Instructions:
**A.** Decide whether each statement, (i), (ii) and (iii), agrees with the call transcript. Answer yes or no, and quote the deciding words of the transcript.
(i) The first speaker says each program is judged on its own merits.
(ii) The first speaker says therapeutic concentration will be pursued ahead of value and risk.
(iii) The question from Truist Securities is asked by Robyn Karnauskas herself.
**B.** Carry on the call transcript from its last sentence.

Document extract:
__________

Yes. It's a discussion that we have internally as we look at our pipeline. And again, there are things that we see where we see a program and it makes more sense as a part of our portfolio than it does sort of on a stand-alone basis. So I think it's certainly possible as we build out additional programs that they will become nexuses of scale.
I think it's important to know, though, we evaluate every program on its own merits. We evaluate every program based on the data we've got. And I think we're going to pursue sort of value and risk over sort of therapeutic concentration per se.
But Mayukh, I'll hand it over to you.

Mayukh Sukhatme

Yes. I think look, I think as you've seen from us, typically, when we bring in a new program, I mean, sort of like by definition, it's got to have enough half to kind of stand on its own. I think that's the lens through which we look at it, that's the lens through which we sort of hire a team to sort of prosecute around it. We typically call it a new vent, but that's kind of how we think about it.
And last, I guess, like I would say, I can't underscore the comment Matt made enough about capital being a major competitive advantage for us, both in terms of I think, like what that brings as a solution to a prospective pharma partner in that we have the sort of scale of capital that is meaningful to them and that is unique to us. And so I think we view that as precious.

Operator

Our next question comes from the line of Robyn Karnauskas with Truist Securities.

Nishant Shailesh Gandhi

This is Nishant on for Robyn. Maybe on VTAMA GTN. You mentioned you see a steady -- slow and steady over a period of next year. You mentioned that last call, you see overall, you reach -- to reach 50% at steady state, do you still believe that to be the number for GTN long term to this 50% steady state? And in terms of big picture for the company, how many assets would you retain over the long term?

__________

Supplied data:
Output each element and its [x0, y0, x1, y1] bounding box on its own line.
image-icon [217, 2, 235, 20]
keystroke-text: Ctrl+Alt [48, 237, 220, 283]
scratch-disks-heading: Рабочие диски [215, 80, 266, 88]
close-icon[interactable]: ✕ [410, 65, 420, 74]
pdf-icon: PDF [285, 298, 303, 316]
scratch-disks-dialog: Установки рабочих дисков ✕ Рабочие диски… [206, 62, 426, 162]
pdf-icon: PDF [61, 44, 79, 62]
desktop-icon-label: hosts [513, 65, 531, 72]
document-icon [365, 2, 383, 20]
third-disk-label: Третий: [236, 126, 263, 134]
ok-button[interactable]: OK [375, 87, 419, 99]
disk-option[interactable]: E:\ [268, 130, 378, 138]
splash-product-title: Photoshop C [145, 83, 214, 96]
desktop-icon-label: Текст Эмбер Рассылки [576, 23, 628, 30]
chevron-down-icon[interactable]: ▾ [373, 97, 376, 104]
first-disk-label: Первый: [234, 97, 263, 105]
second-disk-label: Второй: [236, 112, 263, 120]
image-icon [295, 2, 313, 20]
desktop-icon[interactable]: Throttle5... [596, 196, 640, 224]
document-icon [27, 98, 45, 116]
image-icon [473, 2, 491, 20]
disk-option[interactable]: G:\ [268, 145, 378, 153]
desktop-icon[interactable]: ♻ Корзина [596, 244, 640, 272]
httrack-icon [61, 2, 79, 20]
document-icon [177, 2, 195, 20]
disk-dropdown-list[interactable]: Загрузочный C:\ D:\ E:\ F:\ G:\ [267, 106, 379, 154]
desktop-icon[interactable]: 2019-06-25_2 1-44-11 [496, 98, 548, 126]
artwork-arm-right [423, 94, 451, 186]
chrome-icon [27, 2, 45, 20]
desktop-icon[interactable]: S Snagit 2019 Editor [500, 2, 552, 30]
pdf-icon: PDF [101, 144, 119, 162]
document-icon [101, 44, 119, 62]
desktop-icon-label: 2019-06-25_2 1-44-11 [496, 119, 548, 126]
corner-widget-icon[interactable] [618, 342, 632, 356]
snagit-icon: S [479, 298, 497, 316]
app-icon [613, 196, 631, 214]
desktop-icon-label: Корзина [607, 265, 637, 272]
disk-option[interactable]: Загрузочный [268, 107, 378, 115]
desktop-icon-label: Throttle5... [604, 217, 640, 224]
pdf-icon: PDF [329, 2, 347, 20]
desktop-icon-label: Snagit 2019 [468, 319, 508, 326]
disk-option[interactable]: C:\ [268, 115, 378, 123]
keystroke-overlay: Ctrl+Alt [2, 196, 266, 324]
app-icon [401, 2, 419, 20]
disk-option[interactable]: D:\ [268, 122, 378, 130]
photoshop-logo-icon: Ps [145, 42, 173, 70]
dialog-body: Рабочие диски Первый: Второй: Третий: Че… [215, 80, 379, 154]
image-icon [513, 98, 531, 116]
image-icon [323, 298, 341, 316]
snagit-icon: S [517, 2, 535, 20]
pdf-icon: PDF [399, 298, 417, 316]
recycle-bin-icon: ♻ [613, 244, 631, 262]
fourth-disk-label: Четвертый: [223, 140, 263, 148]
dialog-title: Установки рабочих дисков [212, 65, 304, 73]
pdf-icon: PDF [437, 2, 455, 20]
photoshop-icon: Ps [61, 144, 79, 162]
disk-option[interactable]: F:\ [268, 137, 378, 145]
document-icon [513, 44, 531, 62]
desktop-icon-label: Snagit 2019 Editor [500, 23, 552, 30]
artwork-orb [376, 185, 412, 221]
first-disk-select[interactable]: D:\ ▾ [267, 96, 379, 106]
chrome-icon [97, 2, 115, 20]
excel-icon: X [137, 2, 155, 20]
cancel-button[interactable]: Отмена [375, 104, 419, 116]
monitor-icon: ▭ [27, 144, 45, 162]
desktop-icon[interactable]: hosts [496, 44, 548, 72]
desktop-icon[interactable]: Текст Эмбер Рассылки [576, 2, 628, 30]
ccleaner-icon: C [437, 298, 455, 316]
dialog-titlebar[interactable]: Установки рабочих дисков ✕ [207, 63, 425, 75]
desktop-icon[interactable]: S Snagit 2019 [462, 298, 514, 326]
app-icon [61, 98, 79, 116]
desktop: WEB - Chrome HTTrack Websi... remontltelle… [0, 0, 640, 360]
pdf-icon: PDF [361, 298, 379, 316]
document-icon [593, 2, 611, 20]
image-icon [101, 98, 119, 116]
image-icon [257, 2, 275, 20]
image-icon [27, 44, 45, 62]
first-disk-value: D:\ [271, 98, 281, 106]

__________

Per-task answers:
**A.**
(i) Yes: "we evaluate every program on its own merits."
(ii) No: "we're going to pursue sort of value and risk over sort of therapeutic concentration per se."
(iii) No: "This is Nishant on for Robyn."

**B.**
Matthew Gline

Yes, thanks. Appreciate the questions and thanks for listening. On the GTN question. Look, I think I have no real change for like the long-term steady-state guidance. I think it's going to take time and scale, especially because remember, a meaningful portion of the remaining yield accretion comes from volume, which is really just going to take some time to build up to. So -- but I think our guidance of 50% is sort of the same as let's say, every other biotech launch program. And I think the trends that buffet us will be largely the same as the trends that buffet other programs. So no change to sort of long-term steady-state guidance per se.
And then assets that we retain for the long term, I think the short answer is we bring in programs that we are excited to invest in, that we believe will be important commercially, that we believe we will generate important clinical data on. And basically, everything we bring in, our plan is to retain it and develop it. And I think the thing that throws us off that trajectory is just the information we learn along the way, both in terms of the quality of the data that we generate and in terms of what other people think of the program and what their plans might be.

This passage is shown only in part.